-- Start of Provided data --
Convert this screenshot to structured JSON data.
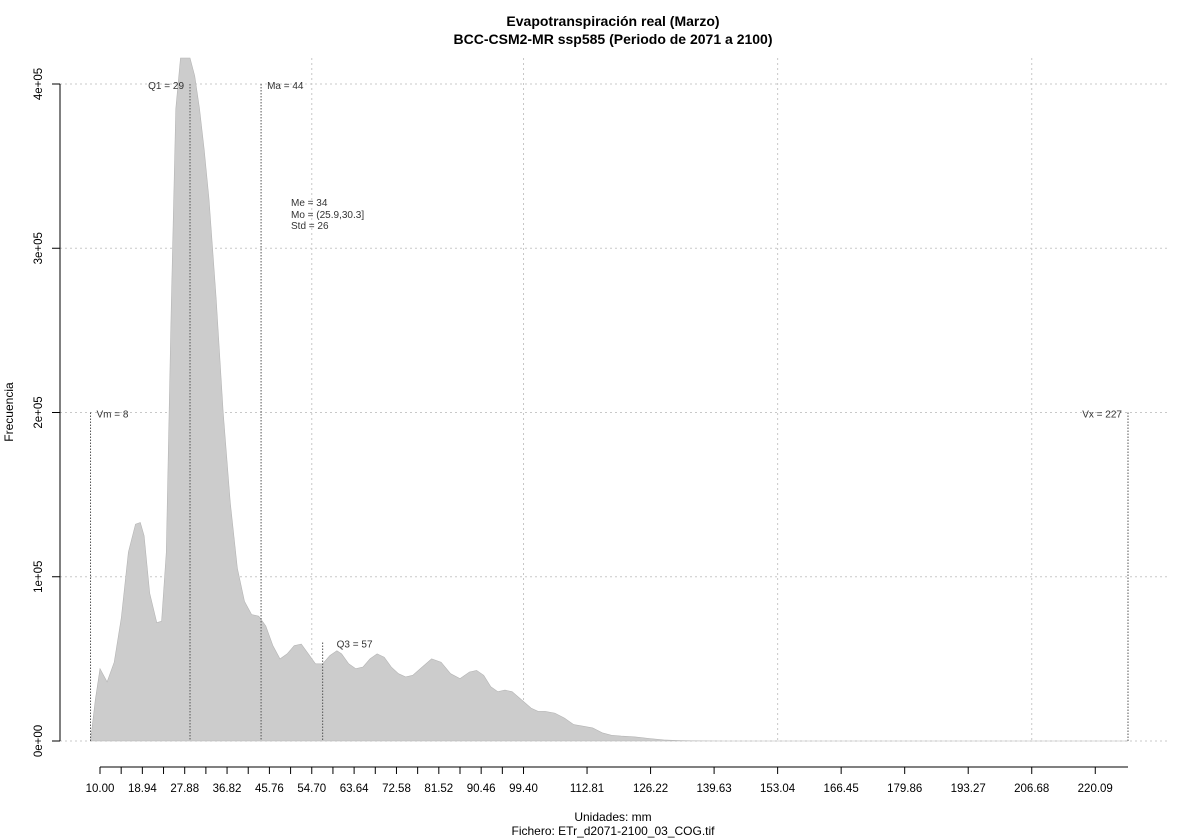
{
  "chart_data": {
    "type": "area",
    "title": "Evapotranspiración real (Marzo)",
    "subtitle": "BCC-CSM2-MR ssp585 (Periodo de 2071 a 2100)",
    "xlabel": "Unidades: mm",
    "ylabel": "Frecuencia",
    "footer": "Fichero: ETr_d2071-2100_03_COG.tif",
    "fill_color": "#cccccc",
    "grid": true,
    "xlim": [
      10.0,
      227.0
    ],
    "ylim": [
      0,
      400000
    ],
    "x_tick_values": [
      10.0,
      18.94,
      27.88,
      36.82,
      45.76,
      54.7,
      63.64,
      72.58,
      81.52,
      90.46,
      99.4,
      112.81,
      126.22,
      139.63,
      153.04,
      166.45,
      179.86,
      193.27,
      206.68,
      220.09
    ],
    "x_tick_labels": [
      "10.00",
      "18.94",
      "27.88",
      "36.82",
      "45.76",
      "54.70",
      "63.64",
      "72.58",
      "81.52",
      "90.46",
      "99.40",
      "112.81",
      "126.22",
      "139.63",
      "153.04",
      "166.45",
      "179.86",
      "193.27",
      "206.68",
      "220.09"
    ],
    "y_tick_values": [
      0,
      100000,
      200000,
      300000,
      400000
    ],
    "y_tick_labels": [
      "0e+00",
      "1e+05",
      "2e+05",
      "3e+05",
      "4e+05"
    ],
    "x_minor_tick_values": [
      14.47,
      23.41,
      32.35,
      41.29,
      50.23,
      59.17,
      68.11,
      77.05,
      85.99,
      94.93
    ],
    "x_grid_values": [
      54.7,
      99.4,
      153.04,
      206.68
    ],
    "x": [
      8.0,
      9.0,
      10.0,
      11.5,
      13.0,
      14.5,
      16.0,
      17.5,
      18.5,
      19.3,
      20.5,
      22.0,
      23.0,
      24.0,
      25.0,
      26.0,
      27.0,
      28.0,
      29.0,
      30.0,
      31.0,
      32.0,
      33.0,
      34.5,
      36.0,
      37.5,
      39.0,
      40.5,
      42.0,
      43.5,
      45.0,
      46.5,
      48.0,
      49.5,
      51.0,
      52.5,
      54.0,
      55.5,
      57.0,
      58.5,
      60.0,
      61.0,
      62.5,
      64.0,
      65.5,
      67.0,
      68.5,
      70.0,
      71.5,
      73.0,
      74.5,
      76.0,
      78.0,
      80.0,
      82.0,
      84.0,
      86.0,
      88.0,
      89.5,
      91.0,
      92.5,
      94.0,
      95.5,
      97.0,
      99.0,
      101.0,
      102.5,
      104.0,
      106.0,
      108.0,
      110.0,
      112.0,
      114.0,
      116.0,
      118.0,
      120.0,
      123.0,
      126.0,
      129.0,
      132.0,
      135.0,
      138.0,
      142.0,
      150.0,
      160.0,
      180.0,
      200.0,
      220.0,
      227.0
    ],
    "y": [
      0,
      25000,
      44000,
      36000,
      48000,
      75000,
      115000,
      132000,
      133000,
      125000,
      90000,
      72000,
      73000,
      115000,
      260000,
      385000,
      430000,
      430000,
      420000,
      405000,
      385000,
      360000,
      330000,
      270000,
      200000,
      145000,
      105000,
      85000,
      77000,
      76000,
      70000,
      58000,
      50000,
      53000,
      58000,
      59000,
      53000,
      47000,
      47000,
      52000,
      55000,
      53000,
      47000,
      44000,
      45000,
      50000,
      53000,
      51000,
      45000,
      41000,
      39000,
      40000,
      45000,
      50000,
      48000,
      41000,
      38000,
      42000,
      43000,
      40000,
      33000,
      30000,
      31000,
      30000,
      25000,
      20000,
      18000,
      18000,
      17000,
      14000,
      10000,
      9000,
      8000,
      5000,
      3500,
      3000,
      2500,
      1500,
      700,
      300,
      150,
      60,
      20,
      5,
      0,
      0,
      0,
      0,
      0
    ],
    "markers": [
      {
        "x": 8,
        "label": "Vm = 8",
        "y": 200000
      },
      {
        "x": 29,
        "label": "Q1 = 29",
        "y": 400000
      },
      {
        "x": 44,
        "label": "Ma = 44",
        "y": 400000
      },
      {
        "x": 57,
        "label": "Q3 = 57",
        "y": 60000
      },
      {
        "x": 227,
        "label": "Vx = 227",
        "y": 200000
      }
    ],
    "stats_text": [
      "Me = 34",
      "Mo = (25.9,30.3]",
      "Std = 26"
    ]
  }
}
-- End of Provided data --
-- Start of Provided data --
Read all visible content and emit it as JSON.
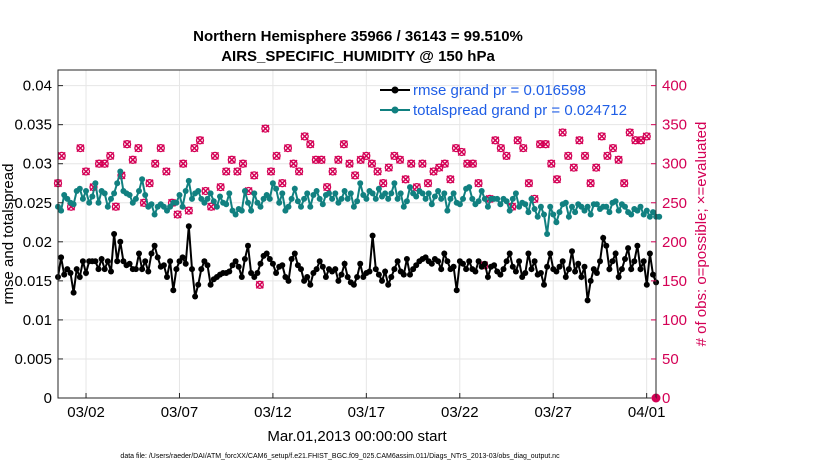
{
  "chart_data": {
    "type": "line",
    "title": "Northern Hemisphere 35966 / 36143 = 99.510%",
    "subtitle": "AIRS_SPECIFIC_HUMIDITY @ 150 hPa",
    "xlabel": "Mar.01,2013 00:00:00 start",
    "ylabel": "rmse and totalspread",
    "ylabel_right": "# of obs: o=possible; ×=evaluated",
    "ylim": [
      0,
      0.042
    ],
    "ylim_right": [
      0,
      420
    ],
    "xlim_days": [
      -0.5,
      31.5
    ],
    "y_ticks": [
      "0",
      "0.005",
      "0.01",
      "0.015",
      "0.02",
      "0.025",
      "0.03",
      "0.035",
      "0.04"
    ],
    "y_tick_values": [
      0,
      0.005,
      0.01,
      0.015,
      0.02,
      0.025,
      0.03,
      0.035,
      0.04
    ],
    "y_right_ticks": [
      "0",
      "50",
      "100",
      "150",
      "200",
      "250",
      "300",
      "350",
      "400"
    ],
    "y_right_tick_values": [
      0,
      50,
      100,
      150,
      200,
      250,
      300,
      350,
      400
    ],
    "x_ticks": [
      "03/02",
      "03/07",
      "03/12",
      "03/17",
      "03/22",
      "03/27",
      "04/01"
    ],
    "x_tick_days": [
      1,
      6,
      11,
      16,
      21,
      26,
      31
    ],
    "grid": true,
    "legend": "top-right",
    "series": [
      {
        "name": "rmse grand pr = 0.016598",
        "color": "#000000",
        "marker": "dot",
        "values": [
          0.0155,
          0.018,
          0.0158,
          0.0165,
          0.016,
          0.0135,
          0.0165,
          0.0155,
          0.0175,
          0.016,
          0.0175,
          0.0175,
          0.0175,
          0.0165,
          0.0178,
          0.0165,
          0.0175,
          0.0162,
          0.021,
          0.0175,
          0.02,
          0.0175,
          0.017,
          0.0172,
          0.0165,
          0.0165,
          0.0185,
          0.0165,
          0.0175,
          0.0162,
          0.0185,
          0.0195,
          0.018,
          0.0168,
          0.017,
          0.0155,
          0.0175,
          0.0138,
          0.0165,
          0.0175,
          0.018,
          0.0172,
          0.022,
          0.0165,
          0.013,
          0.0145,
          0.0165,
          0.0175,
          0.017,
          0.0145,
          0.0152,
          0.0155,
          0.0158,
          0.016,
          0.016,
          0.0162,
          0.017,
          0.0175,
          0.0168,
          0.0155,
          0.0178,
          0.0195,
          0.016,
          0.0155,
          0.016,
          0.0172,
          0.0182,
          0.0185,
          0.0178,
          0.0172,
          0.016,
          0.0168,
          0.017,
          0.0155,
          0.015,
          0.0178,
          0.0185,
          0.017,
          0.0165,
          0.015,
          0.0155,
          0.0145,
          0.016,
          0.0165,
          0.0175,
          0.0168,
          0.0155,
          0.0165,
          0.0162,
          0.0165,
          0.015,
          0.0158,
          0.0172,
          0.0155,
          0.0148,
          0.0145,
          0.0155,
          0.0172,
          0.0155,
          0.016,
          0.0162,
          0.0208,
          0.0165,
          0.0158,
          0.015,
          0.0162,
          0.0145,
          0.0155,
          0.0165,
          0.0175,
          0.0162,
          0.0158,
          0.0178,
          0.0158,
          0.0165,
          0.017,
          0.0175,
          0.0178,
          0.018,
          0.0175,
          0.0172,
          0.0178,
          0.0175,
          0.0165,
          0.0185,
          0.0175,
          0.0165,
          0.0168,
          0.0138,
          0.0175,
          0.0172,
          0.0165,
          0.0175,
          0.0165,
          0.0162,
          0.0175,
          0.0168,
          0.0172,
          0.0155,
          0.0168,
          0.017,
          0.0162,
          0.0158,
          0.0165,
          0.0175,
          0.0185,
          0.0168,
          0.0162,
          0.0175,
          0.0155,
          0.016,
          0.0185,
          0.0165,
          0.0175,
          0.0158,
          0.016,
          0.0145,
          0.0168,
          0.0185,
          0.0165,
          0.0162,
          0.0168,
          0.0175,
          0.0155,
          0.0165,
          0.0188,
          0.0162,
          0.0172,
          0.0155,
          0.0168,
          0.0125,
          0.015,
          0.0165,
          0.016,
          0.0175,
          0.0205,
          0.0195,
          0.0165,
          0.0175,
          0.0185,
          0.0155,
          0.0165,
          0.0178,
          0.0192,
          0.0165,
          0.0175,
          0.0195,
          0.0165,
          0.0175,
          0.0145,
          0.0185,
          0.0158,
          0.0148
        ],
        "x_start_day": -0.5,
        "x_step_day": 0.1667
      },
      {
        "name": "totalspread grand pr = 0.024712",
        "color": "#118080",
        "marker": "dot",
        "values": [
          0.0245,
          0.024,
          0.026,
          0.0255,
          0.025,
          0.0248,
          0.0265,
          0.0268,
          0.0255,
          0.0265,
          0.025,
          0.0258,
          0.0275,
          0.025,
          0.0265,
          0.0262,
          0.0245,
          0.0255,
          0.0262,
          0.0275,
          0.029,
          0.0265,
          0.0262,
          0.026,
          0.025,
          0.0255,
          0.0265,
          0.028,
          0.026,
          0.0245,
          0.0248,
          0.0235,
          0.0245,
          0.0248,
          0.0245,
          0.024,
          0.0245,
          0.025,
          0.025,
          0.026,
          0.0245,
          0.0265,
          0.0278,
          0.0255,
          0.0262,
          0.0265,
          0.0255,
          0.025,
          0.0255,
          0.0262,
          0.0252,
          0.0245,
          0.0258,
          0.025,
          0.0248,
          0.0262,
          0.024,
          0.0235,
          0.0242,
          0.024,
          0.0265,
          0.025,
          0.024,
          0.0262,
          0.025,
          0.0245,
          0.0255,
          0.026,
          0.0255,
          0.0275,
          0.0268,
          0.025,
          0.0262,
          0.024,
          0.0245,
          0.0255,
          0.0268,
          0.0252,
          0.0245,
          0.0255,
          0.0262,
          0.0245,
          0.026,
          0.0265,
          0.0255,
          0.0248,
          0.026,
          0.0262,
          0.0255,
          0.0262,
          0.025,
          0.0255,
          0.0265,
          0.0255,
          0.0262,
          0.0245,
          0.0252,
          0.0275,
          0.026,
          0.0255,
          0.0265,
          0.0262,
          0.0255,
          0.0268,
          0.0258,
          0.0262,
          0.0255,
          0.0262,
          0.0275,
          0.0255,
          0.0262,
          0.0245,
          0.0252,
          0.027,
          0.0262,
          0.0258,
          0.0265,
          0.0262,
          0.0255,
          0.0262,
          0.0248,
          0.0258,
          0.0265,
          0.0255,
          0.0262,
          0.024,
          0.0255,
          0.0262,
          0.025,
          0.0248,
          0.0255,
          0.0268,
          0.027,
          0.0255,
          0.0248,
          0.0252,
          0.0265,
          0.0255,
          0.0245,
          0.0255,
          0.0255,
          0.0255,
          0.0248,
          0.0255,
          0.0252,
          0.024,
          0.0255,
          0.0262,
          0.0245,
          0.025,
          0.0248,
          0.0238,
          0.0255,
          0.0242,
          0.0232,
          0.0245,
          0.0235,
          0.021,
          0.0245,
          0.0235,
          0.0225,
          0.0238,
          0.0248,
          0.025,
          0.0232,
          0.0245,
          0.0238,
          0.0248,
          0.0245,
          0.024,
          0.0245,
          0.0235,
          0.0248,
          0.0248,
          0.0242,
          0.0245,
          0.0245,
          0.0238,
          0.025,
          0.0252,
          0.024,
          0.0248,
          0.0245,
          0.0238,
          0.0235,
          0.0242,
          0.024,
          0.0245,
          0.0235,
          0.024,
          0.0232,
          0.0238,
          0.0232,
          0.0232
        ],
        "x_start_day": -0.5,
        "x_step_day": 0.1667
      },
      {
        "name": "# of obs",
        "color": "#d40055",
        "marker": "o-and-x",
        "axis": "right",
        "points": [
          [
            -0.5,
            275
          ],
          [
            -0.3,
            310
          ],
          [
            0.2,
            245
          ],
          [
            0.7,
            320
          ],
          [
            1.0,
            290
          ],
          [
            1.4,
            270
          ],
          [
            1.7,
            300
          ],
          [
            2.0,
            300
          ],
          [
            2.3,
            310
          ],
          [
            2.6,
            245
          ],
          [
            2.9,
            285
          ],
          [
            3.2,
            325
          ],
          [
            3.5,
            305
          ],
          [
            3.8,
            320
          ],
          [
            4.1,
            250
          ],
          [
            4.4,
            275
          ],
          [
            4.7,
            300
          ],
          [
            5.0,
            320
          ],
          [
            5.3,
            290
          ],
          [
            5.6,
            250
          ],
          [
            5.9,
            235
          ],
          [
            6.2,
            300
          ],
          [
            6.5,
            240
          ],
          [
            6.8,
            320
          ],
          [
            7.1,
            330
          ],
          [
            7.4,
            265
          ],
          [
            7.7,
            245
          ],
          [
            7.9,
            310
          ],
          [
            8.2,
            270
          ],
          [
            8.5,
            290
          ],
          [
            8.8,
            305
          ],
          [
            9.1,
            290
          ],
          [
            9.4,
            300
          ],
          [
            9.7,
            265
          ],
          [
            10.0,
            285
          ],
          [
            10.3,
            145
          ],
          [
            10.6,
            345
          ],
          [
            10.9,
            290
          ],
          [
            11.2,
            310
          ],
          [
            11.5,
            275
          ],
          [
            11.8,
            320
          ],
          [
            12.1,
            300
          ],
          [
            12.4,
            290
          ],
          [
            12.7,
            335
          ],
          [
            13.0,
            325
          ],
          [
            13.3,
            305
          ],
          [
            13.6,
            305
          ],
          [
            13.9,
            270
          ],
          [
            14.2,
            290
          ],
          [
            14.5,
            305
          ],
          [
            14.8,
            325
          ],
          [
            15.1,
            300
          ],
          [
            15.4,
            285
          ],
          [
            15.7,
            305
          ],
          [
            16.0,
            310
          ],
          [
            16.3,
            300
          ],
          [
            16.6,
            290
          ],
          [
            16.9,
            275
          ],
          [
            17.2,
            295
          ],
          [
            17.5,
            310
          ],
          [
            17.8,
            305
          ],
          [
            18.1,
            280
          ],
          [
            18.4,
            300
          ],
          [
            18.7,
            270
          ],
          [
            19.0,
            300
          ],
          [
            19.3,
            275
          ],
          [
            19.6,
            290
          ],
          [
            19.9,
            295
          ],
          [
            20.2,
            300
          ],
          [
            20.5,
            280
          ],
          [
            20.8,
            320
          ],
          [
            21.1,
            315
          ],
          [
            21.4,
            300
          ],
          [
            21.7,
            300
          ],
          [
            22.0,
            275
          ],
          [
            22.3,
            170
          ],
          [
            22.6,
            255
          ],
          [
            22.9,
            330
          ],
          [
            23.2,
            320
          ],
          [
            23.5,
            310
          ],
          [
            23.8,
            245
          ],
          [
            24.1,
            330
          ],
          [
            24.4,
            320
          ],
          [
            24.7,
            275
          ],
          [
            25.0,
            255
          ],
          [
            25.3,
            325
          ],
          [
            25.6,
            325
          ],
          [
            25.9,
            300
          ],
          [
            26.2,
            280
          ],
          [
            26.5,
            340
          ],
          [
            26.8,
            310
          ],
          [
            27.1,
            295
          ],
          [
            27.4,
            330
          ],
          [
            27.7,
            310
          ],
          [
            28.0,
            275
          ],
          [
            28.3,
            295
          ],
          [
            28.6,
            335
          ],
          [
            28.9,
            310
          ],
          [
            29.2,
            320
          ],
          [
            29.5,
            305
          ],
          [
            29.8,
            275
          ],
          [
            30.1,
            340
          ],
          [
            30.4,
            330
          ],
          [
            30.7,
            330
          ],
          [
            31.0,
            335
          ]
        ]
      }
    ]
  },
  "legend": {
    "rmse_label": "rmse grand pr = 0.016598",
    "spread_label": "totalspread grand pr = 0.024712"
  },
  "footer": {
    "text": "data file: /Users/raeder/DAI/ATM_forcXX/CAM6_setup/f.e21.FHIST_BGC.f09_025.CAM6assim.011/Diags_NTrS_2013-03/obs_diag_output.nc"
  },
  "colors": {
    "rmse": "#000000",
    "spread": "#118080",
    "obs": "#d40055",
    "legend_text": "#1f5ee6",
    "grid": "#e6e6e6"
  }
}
-- End of Provided data --
■ **Requirement**
Copy each line from the data above that includes "JSON".

■ **Correct output**
Convert this screenshot to structured JSON data.
Read all visible content and emit it as JSON.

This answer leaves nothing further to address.